* [Request]: Give the number of lines in the records below that include "JSON". Reply with that number alone.

* [Input material]:
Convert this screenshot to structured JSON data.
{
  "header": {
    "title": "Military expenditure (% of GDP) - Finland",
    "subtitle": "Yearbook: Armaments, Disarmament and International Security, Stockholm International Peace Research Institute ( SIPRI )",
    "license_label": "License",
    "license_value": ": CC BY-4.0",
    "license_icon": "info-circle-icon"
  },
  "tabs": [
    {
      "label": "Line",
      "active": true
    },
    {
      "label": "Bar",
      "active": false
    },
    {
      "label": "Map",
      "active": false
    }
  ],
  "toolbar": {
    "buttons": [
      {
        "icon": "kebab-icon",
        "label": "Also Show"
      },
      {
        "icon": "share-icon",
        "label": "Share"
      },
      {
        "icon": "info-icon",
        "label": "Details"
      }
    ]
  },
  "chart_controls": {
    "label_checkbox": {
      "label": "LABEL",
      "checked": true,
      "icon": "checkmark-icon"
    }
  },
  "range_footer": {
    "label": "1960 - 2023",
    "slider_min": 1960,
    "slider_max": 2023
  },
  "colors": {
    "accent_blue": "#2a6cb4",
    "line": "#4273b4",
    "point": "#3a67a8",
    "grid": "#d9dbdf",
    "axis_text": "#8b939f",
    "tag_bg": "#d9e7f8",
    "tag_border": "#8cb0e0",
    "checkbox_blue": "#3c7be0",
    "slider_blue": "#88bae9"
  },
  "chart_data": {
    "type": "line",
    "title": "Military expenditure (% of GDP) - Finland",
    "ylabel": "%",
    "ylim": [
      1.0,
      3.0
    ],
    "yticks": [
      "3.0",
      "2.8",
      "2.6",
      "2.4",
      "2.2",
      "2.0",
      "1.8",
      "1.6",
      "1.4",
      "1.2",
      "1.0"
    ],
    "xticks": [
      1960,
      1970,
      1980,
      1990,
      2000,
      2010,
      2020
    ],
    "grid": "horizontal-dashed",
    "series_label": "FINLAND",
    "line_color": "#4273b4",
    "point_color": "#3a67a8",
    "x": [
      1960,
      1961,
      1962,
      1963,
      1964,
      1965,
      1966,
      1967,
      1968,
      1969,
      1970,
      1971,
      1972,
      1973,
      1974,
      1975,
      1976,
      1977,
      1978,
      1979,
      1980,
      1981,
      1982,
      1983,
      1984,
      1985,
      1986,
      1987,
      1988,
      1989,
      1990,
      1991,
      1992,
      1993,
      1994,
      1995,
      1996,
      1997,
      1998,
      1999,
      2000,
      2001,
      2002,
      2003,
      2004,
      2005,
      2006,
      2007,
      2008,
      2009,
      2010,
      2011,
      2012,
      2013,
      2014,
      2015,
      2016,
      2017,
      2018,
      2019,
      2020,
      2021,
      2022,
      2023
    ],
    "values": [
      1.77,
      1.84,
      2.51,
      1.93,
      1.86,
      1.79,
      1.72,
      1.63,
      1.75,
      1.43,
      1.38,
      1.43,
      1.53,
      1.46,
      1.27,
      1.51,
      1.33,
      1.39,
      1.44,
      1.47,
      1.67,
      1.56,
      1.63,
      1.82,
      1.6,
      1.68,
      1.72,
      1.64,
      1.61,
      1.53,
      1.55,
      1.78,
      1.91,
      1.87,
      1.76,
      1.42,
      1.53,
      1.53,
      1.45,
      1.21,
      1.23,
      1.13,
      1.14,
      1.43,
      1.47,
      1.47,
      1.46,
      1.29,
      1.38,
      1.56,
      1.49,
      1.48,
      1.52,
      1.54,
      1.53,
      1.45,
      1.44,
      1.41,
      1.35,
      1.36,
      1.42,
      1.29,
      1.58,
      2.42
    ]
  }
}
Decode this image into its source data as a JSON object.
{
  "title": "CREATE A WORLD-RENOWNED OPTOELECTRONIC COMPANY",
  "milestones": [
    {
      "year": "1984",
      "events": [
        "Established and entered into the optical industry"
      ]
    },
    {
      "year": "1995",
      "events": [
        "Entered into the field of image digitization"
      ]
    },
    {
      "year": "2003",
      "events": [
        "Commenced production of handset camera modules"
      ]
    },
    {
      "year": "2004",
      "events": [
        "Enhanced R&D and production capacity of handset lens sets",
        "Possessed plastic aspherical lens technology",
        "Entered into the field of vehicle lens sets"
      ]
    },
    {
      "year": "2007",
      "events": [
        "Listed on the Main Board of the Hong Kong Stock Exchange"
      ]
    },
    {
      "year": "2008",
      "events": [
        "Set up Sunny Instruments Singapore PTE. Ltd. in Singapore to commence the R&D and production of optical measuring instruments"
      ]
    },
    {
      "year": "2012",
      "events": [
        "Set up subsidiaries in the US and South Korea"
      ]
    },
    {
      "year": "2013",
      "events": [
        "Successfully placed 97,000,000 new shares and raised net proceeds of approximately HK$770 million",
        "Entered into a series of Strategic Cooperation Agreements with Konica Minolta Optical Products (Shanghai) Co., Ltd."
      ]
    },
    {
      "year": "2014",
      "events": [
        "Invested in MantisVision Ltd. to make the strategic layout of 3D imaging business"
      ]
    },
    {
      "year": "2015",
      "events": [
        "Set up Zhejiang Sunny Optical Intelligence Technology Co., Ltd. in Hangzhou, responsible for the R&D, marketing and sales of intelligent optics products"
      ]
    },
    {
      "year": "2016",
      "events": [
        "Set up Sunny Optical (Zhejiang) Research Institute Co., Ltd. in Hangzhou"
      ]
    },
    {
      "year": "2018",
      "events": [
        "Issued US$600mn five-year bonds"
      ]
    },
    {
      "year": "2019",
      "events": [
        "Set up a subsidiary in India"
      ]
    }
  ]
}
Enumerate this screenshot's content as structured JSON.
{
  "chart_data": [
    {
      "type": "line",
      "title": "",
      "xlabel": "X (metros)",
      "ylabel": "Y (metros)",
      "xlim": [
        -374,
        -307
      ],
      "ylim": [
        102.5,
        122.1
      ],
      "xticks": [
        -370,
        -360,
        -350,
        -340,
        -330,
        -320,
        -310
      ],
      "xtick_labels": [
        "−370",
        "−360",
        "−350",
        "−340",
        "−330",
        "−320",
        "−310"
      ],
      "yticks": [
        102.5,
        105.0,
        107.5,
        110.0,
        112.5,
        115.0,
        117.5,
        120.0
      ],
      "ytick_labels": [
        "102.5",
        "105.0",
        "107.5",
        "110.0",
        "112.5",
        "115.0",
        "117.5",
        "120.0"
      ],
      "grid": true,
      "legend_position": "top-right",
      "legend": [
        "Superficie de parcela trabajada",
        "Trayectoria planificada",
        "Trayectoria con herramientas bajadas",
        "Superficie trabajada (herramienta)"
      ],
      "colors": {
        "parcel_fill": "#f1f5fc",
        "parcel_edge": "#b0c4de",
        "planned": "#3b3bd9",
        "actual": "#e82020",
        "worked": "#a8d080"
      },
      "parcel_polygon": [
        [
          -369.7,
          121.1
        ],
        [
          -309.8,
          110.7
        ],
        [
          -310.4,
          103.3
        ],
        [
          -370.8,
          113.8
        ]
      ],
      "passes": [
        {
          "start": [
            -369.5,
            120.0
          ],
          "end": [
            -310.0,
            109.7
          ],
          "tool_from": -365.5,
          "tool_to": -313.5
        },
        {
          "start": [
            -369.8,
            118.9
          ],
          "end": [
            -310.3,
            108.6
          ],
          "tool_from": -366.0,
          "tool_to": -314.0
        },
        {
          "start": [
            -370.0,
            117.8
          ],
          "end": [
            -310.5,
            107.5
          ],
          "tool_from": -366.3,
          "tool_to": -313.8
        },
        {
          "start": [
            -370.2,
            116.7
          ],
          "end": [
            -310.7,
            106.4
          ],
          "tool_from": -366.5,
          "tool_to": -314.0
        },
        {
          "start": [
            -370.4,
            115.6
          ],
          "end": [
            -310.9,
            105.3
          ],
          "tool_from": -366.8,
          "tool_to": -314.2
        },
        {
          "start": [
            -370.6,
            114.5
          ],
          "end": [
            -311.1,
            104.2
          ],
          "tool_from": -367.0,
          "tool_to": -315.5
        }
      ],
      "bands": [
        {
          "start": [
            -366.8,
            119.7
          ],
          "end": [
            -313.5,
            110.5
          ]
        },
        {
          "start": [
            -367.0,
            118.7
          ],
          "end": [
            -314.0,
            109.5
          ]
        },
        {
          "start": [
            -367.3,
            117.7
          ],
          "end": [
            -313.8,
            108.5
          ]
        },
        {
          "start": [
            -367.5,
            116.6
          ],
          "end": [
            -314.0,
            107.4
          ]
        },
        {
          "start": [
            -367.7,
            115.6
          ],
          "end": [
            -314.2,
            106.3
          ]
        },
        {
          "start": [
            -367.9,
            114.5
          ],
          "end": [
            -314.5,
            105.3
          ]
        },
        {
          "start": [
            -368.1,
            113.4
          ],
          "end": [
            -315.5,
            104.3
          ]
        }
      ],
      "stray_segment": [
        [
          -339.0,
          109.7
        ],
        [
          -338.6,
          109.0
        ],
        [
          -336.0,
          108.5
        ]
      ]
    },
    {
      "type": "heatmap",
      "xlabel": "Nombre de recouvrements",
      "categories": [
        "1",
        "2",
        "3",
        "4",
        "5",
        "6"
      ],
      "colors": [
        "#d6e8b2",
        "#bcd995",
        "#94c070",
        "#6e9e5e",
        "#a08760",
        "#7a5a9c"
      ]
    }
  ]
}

* [Solution to the problem]: 3